What is needed is an exact repeat of the lines from the line containing "Read all visible" through the final line of the entries below, and nothing else.
* Start *
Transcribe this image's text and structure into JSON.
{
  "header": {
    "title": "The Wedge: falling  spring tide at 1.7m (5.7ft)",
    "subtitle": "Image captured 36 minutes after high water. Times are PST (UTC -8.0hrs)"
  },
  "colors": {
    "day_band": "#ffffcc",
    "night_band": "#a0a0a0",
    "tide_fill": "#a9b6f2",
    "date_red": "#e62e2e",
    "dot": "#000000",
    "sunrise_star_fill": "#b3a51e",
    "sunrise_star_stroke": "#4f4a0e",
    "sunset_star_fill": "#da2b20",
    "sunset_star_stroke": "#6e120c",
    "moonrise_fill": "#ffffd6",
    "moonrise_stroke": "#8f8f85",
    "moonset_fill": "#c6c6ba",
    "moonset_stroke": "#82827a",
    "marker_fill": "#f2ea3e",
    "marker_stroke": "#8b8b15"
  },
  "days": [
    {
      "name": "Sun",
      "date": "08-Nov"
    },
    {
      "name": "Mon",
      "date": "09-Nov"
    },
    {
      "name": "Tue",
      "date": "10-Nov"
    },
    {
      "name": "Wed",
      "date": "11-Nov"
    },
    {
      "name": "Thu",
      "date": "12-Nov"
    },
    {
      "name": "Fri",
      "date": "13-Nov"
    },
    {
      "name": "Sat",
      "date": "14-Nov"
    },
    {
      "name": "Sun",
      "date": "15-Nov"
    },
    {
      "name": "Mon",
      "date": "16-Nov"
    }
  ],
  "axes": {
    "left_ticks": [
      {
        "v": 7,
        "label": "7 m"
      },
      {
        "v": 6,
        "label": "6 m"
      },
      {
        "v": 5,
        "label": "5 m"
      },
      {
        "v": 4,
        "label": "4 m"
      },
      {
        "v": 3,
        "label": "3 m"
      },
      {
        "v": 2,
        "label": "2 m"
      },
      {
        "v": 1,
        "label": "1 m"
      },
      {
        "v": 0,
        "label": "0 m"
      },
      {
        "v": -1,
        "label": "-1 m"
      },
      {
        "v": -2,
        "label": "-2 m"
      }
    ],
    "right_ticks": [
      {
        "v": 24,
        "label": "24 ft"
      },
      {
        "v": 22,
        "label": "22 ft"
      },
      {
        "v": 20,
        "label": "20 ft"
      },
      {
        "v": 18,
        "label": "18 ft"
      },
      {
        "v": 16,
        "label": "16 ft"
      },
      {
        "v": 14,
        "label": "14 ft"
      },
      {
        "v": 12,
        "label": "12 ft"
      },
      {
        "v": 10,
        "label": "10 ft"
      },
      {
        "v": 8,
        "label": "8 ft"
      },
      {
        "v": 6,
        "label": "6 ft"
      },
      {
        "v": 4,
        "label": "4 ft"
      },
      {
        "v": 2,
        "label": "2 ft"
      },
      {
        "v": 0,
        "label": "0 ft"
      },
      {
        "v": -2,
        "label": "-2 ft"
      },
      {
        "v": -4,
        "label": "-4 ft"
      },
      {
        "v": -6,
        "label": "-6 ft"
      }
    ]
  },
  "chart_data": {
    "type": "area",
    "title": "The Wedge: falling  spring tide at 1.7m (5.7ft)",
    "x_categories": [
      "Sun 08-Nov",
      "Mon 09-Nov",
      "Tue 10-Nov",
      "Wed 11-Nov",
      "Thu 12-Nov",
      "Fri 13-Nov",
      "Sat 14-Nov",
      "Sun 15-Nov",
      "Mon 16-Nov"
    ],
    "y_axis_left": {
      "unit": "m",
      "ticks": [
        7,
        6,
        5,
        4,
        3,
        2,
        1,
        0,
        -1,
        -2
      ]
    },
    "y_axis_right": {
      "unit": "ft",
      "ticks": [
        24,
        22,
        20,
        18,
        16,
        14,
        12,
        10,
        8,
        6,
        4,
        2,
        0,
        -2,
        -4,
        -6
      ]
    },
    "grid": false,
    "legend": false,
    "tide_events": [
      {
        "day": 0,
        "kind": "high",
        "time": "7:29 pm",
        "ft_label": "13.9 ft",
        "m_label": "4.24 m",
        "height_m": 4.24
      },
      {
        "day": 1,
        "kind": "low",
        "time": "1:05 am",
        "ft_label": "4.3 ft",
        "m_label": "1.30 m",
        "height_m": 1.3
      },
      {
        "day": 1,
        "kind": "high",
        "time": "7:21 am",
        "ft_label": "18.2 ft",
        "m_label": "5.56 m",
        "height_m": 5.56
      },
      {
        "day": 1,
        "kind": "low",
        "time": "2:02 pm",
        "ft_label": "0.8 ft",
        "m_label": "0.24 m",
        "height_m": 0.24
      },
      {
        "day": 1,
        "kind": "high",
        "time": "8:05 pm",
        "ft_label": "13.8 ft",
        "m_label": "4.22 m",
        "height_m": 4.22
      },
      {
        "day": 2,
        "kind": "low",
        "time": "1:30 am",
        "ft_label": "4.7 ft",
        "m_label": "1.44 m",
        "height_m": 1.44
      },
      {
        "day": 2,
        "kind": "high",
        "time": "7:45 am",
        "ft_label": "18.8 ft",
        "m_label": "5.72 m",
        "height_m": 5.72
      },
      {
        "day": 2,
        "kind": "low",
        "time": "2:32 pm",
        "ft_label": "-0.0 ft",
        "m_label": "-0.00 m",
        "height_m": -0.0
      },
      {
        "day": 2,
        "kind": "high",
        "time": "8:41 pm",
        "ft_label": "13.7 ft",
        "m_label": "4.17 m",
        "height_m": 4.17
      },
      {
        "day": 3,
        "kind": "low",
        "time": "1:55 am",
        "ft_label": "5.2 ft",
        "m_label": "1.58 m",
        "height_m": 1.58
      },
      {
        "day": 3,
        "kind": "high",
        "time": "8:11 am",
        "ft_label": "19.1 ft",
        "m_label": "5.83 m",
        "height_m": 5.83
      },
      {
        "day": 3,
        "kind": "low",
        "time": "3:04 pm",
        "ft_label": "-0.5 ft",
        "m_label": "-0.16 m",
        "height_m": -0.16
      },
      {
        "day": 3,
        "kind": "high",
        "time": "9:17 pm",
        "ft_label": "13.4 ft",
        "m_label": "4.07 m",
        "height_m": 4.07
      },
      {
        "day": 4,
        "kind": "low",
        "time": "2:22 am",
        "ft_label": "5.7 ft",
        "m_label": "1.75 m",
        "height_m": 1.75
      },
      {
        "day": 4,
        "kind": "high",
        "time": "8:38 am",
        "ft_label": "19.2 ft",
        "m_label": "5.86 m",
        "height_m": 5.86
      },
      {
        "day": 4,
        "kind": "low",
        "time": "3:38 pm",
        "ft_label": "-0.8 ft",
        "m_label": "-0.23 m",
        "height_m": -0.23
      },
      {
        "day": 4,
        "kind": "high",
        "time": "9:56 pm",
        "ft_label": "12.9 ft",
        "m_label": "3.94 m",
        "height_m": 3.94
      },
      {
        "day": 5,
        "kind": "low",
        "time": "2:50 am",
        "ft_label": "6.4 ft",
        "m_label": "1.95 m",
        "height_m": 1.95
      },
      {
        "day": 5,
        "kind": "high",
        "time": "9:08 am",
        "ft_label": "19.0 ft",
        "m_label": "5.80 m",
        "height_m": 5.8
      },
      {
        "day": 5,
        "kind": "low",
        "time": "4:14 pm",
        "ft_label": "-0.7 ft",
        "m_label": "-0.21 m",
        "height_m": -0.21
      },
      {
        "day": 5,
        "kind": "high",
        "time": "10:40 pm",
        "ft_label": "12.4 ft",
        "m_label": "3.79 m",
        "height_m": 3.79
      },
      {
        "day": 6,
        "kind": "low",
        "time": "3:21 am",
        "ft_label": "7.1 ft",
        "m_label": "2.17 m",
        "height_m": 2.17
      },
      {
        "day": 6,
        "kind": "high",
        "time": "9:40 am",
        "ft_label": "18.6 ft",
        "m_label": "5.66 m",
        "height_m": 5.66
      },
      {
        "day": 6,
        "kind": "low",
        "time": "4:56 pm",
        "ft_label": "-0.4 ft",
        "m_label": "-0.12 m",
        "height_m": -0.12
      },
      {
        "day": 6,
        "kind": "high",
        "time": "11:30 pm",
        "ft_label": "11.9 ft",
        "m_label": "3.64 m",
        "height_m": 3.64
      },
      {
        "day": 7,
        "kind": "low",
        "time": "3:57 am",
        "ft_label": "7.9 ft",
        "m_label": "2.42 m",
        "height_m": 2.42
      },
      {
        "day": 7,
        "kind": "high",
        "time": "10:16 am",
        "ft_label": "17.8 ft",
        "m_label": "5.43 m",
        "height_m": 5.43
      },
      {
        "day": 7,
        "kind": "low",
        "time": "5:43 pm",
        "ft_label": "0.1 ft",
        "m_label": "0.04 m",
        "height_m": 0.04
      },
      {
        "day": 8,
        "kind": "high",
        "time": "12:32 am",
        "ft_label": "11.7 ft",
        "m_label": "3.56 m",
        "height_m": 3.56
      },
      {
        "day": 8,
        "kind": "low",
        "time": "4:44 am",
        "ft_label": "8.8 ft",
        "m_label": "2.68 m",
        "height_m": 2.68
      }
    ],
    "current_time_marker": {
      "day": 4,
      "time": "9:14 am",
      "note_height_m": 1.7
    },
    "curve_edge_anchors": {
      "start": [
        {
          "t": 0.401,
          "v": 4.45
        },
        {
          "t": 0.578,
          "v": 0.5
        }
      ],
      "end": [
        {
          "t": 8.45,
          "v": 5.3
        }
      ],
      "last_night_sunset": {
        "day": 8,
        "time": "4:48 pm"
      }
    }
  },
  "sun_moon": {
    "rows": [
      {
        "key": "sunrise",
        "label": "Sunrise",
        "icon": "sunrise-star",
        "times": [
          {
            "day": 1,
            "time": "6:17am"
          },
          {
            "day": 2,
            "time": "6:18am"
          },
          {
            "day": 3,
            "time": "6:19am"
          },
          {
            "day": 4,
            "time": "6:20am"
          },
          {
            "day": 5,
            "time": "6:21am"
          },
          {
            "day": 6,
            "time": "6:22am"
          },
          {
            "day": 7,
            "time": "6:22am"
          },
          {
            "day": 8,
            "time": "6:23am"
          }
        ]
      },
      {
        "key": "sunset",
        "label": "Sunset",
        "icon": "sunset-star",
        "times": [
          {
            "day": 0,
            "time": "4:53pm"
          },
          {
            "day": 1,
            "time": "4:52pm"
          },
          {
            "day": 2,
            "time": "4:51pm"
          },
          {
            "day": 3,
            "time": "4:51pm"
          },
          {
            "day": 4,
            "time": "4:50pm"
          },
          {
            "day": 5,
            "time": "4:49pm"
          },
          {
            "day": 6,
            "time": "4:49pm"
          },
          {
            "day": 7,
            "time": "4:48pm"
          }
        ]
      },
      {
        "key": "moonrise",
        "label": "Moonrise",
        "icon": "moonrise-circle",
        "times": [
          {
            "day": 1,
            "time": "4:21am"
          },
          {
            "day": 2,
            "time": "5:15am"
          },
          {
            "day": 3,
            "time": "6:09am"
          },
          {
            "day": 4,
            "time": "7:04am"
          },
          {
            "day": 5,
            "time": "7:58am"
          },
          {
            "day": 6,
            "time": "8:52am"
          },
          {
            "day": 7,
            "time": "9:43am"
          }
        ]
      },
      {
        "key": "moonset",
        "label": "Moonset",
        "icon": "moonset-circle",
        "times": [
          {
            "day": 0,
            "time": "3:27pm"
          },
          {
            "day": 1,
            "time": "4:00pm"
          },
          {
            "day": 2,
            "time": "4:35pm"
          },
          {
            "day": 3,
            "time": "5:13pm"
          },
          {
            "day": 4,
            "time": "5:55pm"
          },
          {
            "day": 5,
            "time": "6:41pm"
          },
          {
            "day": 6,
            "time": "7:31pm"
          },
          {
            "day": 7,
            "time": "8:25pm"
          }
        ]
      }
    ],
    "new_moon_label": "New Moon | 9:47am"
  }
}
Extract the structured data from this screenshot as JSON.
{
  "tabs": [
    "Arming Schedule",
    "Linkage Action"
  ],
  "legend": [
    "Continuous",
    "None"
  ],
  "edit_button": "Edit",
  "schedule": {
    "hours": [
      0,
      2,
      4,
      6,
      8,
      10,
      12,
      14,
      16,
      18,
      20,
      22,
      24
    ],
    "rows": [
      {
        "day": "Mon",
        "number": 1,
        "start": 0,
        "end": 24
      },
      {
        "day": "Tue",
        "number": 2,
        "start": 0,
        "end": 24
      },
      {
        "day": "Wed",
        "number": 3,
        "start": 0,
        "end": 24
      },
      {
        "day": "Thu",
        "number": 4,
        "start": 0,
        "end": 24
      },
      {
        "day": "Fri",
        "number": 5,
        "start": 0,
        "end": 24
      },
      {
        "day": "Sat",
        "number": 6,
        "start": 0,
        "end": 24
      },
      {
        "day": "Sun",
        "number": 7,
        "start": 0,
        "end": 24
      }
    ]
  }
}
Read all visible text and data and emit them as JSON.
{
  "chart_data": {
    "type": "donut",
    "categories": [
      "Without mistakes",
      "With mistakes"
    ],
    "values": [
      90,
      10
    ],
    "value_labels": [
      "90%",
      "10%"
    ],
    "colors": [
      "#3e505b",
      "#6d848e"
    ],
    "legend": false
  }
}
* End *
> **Answer to this task**:
Read all visible text and data and emit them as JSON.
{
  "chart_data": {
    "type": "donut",
    "categories": [
      "Without mistakes",
      "With mistakes"
    ],
    "values": [
      90,
      10
    ],
    "value_labels": [
      "90%",
      "10%"
    ],
    "colors": [
      "#3e505b",
      "#6d848e"
    ],
    "legend": false
  }
}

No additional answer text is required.